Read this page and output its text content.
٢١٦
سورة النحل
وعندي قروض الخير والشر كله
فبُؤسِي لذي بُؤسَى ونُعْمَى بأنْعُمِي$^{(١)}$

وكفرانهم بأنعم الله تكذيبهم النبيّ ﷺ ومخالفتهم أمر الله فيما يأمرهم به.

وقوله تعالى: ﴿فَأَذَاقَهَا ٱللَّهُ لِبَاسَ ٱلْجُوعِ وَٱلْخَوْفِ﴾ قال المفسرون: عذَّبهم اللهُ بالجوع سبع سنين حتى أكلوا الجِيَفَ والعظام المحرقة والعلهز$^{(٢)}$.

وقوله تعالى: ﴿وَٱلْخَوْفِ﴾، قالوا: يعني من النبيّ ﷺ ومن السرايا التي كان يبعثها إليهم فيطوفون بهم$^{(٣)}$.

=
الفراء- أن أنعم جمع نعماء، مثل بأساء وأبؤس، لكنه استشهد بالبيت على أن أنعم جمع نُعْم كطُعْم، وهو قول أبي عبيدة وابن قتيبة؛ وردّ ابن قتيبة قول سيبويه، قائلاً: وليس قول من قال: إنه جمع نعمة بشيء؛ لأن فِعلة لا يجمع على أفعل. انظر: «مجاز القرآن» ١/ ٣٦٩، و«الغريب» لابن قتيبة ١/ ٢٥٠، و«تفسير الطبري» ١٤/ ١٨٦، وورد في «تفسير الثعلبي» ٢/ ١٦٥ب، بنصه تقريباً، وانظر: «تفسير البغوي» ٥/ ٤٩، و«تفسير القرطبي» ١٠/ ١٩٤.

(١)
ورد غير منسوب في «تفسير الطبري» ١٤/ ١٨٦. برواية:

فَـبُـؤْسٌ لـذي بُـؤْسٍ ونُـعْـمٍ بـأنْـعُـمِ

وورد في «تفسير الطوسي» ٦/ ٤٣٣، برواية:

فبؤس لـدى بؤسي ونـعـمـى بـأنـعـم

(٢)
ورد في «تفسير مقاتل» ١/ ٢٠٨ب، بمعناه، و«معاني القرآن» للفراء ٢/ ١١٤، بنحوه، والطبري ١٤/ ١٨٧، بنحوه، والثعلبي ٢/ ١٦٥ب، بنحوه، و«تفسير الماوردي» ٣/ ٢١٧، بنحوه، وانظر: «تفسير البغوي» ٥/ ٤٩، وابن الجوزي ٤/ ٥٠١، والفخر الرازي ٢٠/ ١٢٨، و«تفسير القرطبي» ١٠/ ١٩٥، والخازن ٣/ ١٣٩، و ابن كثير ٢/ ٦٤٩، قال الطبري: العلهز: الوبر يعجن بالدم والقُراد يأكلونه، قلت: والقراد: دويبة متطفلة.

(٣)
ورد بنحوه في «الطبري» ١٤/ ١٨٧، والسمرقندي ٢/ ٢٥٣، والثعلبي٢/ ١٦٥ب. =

[Task description]
Return all of the data exactly as it reads.

[Output for this exercise]
Read this page and output its text content.
٢١٦
سورة النحل
وعندي قروض الخير والشر كله
فبُؤسِي لذي بُؤسَى ونُعْمَى بأنْعُمِي$^{(١)}$

وكفرانهم بأنعم الله تكذيبهم النبيّ ﷺ ومخالفتهم أمر الله فيما يأمرهم به.

وقوله تعالى: ﴿فَأَذَاقَهَا ٱللَّهُ لِبَاسَ ٱلْجُوعِ وَٱلْخَوْفِ﴾ قال المفسرون: عذَّبهم اللهُ بالجوع سبع سنين حتى أكلوا الجِيَفَ والعظام المحرقة والعلهز$^{(٢)}$.

وقوله تعالى: ﴿وَٱلْخَوْفِ﴾، قالوا: يعني من النبيّ ﷺ ومن السرايا التي كان يبعثها إليهم فيطوفون بهم$^{(٣)}$.

=
الفراء- أن أنعم جمع نعماء، مثل بأساء وأبؤس، لكنه استشهد بالبيت على أن أنعم جمع نُعْم كطُعْم، وهو قول أبي عبيدة وابن قتيبة؛ وردّ ابن قتيبة قول سيبويه، قائلاً: وليس قول من قال: إنه جمع نعمة بشيء؛ لأن فِعلة لا يجمع على أفعل. انظر: «مجاز القرآن» ١/ ٣٦٩، و«الغريب» لابن قتيبة ١/ ٢٥٠، و«تفسير الطبري» ١٤/ ١٨٦، وورد في «تفسير الثعلبي» ٢/ ١٦٥ب، بنصه تقريباً، وانظر: «تفسير البغوي» ٥/ ٤٩، و«تفسير القرطبي» ١٠/ ١٩٤.

(١)
ورد غير منسوب في «تفسير الطبري» ١٤/ ١٨٦. برواية:

فَـبُـؤْسٌ لـذي بُـؤْسٍ ونُـعْـمٍ بـأنْـعُـمِ

وورد في «تفسير الطوسي» ٦/ ٤٣٣، برواية:

فبؤس لـدى بؤسي ونـعـمـى بـأنـعـم

(٢)
ورد في «تفسير مقاتل» ١/ ٢٠٨ب، بمعناه، و«معاني القرآن» للفراء ٢/ ١١٤، بنحوه، والطبري ١٤/ ١٨٧، بنحوه، والثعلبي ٢/ ١٦٥ب، بنحوه، و«تفسير الماوردي» ٣/ ٢١٧، بنحوه، وانظر: «تفسير البغوي» ٥/ ٤٩، وابن الجوزي ٤/ ٥٠١، والفخر الرازي ٢٠/ ١٢٨، و«تفسير القرطبي» ١٠/ ١٩٥، والخازن ٣/ ١٣٩، و ابن كثير ٢/ ٦٤٩، قال الطبري: العلهز: الوبر يعجن بالدم والقُراد يأكلونه، قلت: والقراد: دويبة متطفلة.

(٣)
ورد بنحوه في «الطبري» ١٤/ ١٨٧، والسمرقندي ٢/ ٢٥٣، والثعلبي٢/ ١٦٥ب. =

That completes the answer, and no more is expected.